THE TASK
Copy out every line in the entries below that includes "colors".

(Figure data in JSON)
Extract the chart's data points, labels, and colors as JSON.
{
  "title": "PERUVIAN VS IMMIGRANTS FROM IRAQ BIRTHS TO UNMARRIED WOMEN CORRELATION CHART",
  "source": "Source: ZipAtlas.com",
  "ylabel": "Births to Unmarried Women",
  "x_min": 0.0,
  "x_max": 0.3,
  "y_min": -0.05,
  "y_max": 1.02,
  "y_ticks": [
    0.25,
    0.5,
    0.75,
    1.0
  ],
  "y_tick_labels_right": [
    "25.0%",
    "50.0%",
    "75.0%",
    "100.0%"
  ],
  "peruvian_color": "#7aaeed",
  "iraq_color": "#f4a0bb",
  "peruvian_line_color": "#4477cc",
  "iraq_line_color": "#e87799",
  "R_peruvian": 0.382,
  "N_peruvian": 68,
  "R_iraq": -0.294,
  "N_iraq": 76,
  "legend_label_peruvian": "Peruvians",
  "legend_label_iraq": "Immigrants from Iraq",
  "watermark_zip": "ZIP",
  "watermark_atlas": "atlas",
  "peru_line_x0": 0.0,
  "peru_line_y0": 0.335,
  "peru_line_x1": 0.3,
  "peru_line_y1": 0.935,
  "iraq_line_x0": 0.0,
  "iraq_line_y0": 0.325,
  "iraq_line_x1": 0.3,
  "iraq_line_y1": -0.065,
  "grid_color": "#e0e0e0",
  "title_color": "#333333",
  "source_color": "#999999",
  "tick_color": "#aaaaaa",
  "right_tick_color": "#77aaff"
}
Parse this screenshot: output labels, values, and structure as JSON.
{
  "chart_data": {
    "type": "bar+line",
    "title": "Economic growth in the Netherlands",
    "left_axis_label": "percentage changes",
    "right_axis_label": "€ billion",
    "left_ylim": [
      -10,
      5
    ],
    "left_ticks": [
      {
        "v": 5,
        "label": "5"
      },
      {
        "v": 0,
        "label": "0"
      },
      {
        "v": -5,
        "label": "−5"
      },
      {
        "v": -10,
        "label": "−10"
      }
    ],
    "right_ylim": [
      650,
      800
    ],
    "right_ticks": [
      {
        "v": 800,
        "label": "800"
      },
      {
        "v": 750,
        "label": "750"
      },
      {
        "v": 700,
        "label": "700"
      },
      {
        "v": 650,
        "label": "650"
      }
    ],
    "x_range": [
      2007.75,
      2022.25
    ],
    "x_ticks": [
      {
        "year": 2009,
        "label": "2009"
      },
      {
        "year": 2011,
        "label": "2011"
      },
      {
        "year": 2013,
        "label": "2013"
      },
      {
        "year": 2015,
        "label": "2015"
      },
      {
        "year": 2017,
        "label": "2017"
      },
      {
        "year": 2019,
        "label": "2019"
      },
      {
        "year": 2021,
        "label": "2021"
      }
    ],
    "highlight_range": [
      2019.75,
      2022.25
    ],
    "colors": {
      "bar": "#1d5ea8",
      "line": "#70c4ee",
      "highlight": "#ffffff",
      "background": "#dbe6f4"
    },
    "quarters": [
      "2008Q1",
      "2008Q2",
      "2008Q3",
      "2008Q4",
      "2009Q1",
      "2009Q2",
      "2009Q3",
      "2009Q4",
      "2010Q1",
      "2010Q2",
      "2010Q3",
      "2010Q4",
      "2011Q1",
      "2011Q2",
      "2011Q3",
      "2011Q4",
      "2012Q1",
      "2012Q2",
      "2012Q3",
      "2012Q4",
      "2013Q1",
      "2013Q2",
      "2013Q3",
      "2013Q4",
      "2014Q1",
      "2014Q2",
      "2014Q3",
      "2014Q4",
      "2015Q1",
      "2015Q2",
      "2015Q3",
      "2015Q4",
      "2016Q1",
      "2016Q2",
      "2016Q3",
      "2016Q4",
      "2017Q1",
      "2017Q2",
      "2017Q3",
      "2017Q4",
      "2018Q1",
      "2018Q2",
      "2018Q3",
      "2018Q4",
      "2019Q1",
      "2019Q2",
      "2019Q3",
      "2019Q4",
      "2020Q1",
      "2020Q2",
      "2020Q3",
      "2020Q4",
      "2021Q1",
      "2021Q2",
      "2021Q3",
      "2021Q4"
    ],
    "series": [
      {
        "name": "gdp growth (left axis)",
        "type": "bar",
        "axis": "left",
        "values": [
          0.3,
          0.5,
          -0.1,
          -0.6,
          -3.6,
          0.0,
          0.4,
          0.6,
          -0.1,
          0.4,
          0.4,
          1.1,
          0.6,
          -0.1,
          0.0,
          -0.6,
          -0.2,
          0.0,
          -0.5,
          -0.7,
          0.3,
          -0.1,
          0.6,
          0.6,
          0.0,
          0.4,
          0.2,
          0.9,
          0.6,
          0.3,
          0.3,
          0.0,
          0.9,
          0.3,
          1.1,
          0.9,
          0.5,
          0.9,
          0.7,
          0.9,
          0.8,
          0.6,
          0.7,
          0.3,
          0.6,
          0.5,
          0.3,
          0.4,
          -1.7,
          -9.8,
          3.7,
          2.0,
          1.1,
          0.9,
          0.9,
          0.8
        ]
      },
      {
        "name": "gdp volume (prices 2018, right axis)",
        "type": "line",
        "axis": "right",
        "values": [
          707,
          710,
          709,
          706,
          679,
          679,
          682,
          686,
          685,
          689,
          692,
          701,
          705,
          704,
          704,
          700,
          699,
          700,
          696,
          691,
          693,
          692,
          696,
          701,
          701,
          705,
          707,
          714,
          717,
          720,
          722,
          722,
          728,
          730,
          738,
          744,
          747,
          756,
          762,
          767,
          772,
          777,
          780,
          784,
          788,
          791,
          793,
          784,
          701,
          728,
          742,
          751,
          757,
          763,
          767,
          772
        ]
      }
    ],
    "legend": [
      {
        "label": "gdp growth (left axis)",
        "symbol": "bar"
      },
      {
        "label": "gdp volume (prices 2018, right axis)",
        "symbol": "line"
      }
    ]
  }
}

EXPECTED OUTPUT
Extract the chart's data points, labels, and colors as JSON.
    "colors": {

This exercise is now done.